• Problem to solve: Look through the data below and report how many lines include "Tools". Only the number should be given.

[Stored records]
"""
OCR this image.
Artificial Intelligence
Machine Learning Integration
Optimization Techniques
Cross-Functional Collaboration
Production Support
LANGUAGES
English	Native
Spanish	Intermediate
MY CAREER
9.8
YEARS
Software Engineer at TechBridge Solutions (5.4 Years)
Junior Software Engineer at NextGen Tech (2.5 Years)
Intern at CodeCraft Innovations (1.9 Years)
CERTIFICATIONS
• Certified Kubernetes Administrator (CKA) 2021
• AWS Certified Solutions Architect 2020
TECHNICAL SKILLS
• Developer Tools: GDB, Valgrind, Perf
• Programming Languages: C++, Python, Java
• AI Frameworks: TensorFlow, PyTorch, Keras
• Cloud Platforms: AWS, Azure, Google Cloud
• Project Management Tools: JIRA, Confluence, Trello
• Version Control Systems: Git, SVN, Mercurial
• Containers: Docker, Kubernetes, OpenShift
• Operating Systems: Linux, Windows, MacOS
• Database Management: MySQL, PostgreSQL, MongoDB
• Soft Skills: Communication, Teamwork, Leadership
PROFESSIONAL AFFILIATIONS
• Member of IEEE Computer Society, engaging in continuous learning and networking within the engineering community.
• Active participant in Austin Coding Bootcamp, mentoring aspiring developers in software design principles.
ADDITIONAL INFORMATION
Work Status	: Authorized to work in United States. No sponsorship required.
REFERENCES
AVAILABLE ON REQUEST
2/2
"""
• Written solution: 2